__GOAL__. Work out how many lines hold the string "Continental". The answer is a single number, nothing more.

__THE RECORDS__.

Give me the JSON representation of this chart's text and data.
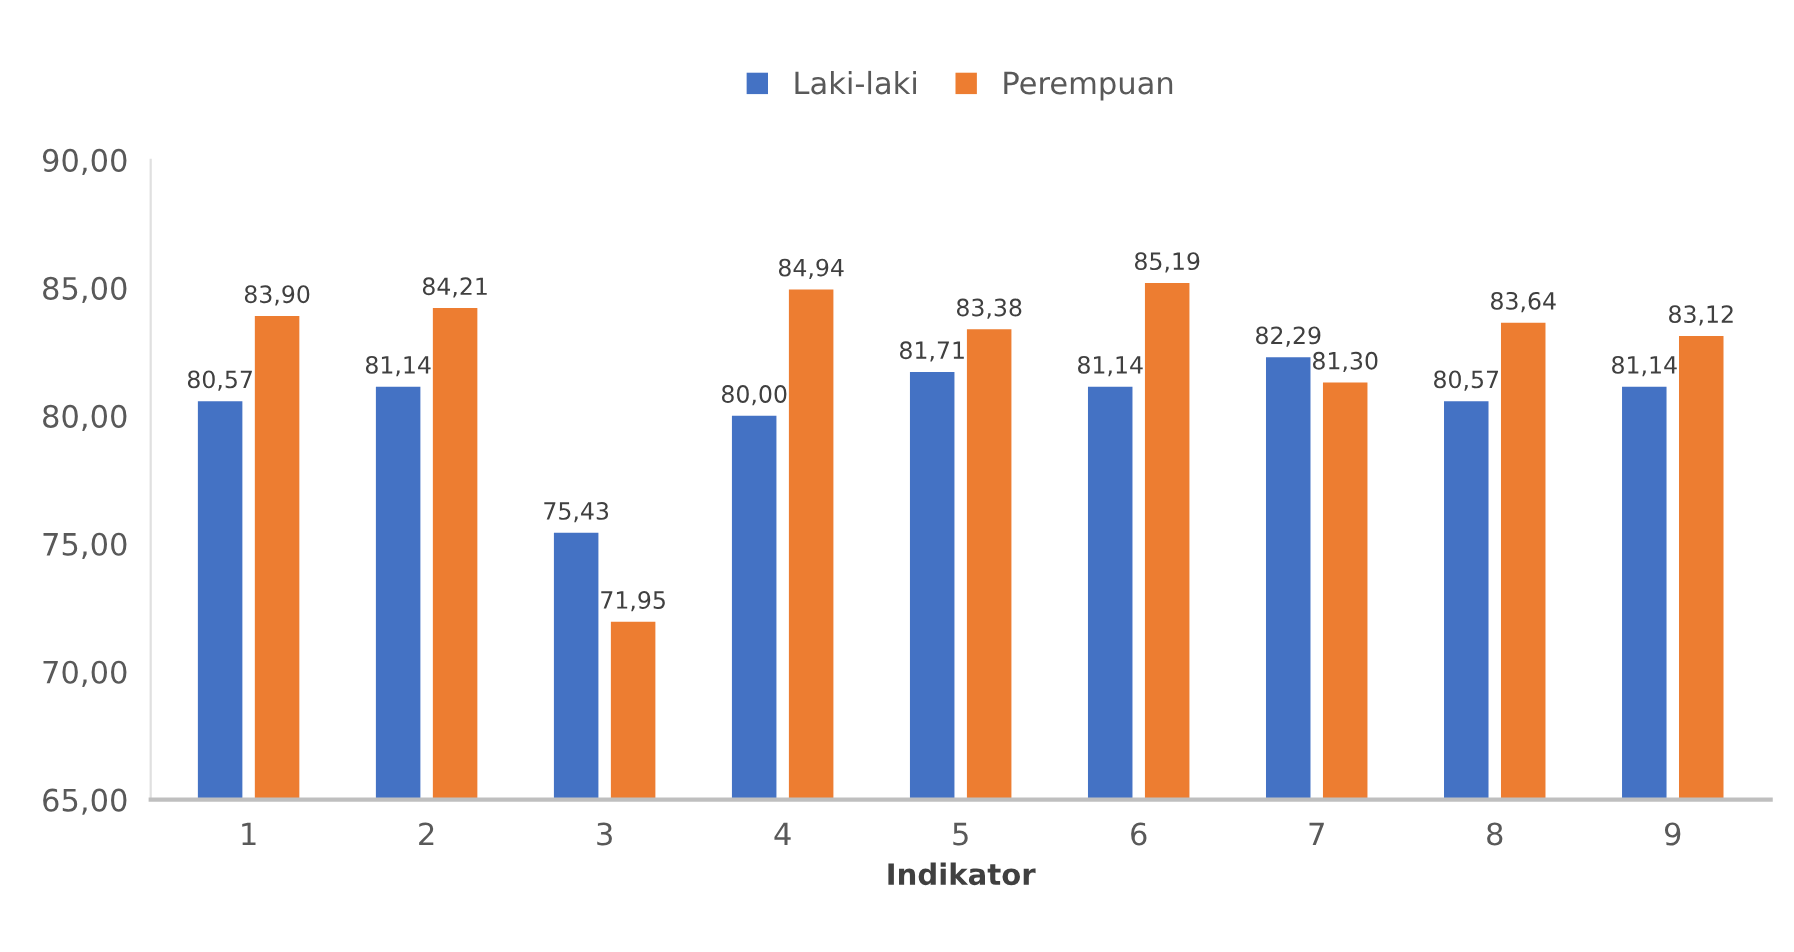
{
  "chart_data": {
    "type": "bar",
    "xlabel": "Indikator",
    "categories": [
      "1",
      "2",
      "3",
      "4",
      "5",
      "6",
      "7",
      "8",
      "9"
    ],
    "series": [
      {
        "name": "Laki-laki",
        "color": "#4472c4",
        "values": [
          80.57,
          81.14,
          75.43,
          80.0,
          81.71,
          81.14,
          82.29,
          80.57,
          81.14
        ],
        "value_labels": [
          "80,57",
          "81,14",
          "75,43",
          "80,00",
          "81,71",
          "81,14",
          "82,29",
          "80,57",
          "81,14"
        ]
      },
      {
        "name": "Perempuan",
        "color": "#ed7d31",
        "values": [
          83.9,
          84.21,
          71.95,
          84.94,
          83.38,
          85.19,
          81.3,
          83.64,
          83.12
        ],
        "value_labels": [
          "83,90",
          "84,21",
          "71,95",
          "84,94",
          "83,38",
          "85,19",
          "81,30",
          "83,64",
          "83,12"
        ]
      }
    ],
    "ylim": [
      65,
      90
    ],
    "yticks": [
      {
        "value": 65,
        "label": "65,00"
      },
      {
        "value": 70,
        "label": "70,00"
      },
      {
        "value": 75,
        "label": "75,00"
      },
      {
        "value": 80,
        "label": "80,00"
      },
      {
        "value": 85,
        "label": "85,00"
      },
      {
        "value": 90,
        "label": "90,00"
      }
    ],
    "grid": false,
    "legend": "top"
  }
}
==
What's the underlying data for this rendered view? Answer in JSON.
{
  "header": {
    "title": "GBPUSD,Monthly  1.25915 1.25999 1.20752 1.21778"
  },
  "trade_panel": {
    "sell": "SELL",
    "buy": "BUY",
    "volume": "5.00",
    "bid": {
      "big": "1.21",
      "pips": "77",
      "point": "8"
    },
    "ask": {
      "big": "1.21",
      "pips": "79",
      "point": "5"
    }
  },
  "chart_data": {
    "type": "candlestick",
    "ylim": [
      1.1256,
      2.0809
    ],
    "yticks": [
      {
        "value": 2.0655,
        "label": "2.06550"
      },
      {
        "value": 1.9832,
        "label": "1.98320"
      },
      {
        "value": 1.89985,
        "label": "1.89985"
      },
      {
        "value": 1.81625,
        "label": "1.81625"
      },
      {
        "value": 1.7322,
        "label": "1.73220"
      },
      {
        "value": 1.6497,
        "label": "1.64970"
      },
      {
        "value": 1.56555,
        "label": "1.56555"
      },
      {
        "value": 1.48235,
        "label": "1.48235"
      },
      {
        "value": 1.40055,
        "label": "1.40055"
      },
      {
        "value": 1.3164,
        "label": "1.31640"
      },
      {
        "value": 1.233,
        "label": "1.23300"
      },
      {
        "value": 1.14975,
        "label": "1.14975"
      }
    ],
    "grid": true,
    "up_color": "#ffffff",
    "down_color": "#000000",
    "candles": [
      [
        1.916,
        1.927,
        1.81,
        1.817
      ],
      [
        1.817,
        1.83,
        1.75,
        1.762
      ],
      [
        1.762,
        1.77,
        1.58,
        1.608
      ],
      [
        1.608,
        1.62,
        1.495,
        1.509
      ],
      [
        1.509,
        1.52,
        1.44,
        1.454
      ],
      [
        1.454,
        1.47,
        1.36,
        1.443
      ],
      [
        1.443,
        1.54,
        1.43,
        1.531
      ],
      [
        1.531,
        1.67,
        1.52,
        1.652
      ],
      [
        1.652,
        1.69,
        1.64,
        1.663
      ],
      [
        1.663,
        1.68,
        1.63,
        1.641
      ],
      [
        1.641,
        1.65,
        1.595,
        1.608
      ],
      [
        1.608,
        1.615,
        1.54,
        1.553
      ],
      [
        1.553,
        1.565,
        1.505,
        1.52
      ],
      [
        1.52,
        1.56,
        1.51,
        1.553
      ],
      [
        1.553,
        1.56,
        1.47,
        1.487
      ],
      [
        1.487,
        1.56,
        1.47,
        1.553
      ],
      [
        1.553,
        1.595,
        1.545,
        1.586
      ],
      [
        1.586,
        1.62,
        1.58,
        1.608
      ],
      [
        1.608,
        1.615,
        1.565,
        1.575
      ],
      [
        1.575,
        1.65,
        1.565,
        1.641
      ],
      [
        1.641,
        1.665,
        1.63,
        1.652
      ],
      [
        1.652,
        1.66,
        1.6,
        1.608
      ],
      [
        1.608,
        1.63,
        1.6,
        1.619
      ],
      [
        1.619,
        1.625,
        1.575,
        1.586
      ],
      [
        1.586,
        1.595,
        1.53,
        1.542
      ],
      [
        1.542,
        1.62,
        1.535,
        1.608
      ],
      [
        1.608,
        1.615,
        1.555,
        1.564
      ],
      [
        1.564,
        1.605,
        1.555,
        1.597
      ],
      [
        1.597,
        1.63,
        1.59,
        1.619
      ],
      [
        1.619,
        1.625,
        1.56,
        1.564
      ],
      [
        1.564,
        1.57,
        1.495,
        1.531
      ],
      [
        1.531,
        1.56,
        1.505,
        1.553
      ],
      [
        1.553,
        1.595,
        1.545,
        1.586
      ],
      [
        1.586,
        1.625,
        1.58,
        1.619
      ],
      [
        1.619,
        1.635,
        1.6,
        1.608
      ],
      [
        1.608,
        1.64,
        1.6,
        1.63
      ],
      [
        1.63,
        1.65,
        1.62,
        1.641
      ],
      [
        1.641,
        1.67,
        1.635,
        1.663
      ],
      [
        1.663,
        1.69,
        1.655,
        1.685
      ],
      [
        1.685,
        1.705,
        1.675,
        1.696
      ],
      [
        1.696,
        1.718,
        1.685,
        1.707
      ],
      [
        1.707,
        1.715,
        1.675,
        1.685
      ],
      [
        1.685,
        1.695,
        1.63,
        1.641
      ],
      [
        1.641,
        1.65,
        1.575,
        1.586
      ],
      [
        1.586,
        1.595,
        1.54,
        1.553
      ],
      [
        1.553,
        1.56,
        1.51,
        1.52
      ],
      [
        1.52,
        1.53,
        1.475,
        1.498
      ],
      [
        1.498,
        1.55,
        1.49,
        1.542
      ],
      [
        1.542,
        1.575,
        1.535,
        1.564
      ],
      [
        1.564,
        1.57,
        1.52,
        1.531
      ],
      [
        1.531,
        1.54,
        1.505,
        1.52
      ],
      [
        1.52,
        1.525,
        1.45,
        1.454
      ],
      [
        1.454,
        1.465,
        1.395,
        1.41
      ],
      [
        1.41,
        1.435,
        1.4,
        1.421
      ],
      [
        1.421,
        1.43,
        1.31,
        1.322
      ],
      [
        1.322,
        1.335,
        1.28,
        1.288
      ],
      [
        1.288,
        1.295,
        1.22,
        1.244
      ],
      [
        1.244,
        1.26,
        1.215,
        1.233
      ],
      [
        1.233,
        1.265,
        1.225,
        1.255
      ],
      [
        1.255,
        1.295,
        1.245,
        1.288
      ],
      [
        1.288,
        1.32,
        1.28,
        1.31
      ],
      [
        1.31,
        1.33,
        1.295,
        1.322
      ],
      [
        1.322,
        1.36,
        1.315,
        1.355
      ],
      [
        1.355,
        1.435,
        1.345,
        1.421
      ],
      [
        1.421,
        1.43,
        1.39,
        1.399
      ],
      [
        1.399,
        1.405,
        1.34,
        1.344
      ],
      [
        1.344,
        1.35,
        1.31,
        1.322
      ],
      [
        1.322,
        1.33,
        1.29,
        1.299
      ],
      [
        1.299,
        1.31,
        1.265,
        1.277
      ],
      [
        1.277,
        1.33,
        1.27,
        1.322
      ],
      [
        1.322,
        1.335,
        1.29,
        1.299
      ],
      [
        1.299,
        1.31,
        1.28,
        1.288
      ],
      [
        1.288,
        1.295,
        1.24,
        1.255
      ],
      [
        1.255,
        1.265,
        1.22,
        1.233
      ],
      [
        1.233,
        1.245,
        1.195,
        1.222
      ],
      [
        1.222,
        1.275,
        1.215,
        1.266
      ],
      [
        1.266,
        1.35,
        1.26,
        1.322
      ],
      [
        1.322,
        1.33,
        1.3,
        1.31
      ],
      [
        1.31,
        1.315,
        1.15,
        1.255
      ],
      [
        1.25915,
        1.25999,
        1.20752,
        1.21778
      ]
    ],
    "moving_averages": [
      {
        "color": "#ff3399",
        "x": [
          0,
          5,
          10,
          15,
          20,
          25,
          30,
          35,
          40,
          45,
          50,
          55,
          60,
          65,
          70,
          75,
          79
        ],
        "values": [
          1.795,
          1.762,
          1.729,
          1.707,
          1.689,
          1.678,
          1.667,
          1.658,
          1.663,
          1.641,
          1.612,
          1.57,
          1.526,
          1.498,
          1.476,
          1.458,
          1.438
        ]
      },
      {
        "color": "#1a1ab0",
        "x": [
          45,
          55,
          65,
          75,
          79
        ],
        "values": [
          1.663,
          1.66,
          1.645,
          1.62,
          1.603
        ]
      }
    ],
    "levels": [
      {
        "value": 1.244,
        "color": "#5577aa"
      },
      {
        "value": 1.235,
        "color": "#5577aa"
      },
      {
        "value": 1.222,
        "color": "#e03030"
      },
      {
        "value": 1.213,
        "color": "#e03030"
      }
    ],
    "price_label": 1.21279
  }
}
---
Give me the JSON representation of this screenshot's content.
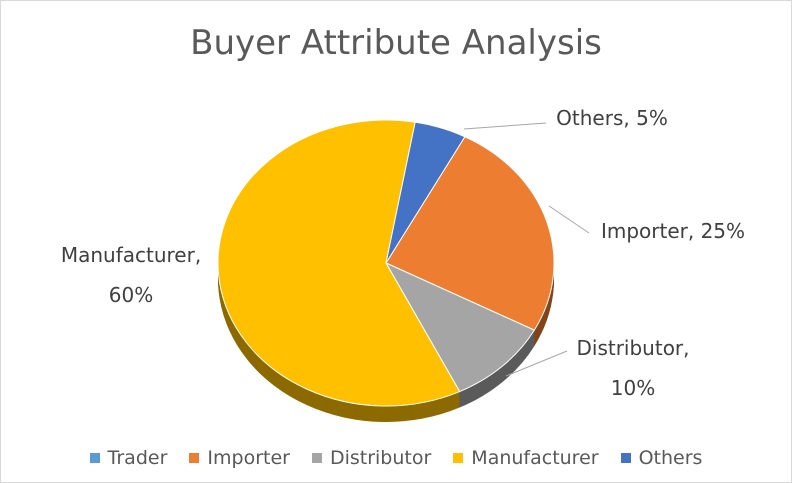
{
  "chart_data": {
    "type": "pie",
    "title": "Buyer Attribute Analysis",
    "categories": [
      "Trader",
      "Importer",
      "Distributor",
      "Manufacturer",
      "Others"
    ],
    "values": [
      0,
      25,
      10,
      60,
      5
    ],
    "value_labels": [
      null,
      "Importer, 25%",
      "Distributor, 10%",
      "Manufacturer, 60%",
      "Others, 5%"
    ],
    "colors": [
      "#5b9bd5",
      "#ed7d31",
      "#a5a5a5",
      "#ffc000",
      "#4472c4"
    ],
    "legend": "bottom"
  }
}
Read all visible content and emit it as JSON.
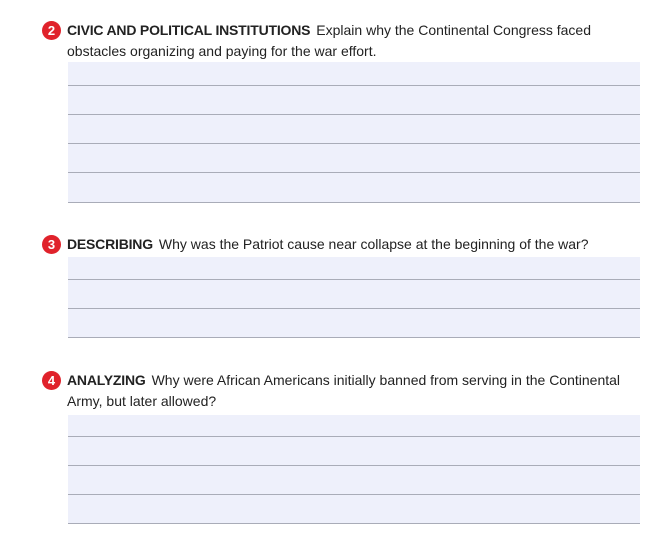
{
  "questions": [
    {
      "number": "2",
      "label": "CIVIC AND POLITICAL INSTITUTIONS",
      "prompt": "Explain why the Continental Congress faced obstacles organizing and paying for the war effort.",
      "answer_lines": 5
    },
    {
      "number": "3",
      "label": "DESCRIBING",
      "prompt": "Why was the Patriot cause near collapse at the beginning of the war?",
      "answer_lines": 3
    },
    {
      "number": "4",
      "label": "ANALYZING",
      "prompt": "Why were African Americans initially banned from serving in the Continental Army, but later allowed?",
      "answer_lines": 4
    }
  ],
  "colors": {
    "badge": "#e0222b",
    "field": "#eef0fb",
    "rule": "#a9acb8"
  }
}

__ANSWER FOR THE TASK__. 2